• _Directive_
Give the entries back exactly, dropping each image.

• _Given information_
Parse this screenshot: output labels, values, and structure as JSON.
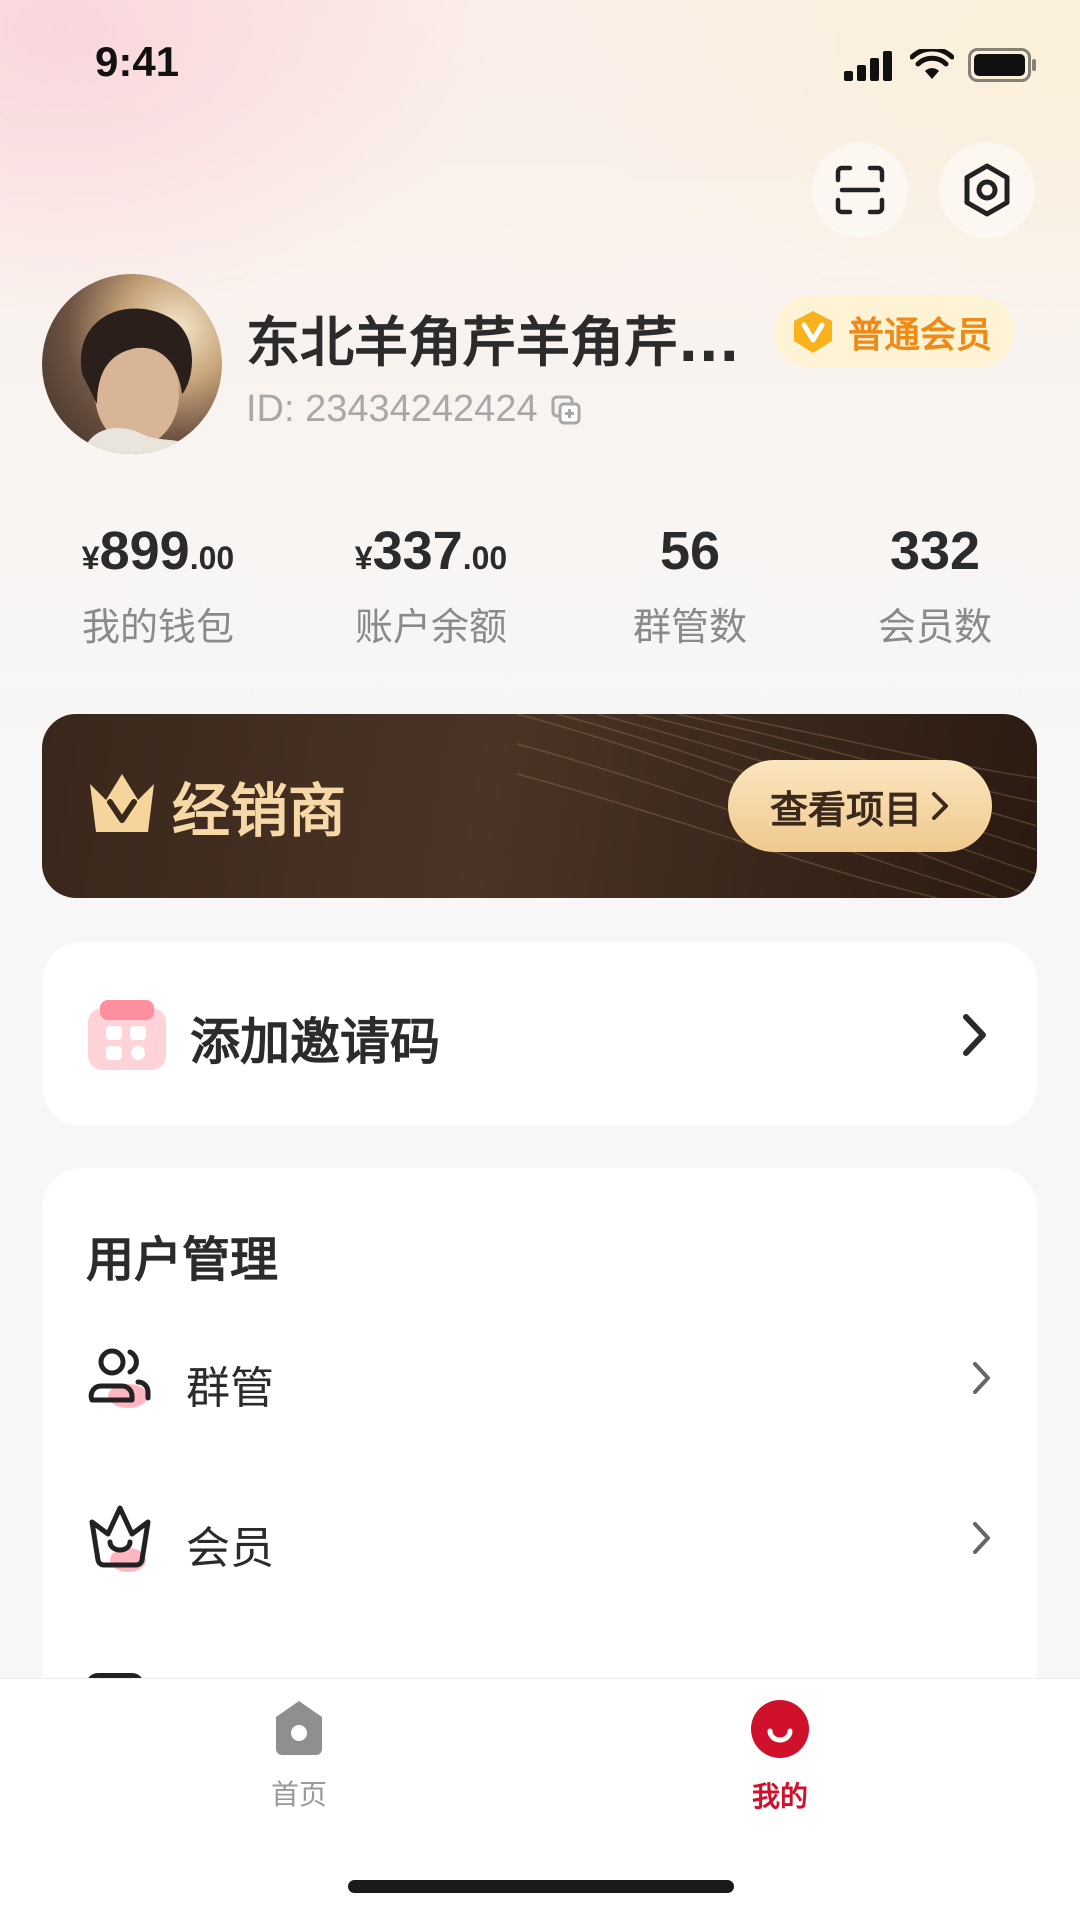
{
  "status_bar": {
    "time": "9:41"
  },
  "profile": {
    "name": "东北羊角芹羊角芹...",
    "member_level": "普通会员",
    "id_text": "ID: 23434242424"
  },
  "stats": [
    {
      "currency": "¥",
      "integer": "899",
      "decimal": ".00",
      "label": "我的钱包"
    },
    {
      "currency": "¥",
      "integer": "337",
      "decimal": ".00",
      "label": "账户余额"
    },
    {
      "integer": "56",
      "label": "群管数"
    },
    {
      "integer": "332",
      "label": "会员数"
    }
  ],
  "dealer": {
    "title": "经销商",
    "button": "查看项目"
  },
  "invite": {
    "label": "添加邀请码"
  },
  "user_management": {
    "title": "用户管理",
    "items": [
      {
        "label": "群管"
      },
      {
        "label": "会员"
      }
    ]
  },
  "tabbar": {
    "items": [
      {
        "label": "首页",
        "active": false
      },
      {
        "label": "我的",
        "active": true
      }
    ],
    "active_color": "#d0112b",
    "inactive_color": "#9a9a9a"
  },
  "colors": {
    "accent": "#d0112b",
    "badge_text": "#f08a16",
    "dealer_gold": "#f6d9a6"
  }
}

• _Result for this task_
Parse this screenshot: output labels, values, and structure as JSON.
{
  "status_bar": {
    "time": "9:41"
  },
  "profile": {
    "name": "东北羊角芹羊角芹...",
    "member_level": "普通会员",
    "id_text": "ID: 23434242424"
  },
  "stats": [
    {
      "currency": "¥",
      "integer": "899",
      "decimal": ".00",
      "label": "我的钱包"
    },
    {
      "currency": "¥",
      "integer": "337",
      "decimal": ".00",
      "label": "账户余额"
    },
    {
      "integer": "56",
      "label": "群管数"
    },
    {
      "integer": "332",
      "label": "会员数"
    }
  ],
  "dealer": {
    "title": "经销商",
    "button": "查看项目"
  },
  "invite": {
    "label": "添加邀请码"
  },
  "user_management": {
    "title": "用户管理",
    "items": [
      {
        "label": "群管"
      },
      {
        "label": "会员"
      }
    ]
  },
  "tabbar": {
    "items": [
      {
        "label": "首页",
        "active": false
      },
      {
        "label": "我的",
        "active": true
      }
    ],
    "active_color": "#d0112b",
    "inactive_color": "#9a9a9a"
  },
  "colors": {
    "accent": "#d0112b",
    "badge_text": "#f08a16",
    "dealer_gold": "#f6d9a6"
  }
}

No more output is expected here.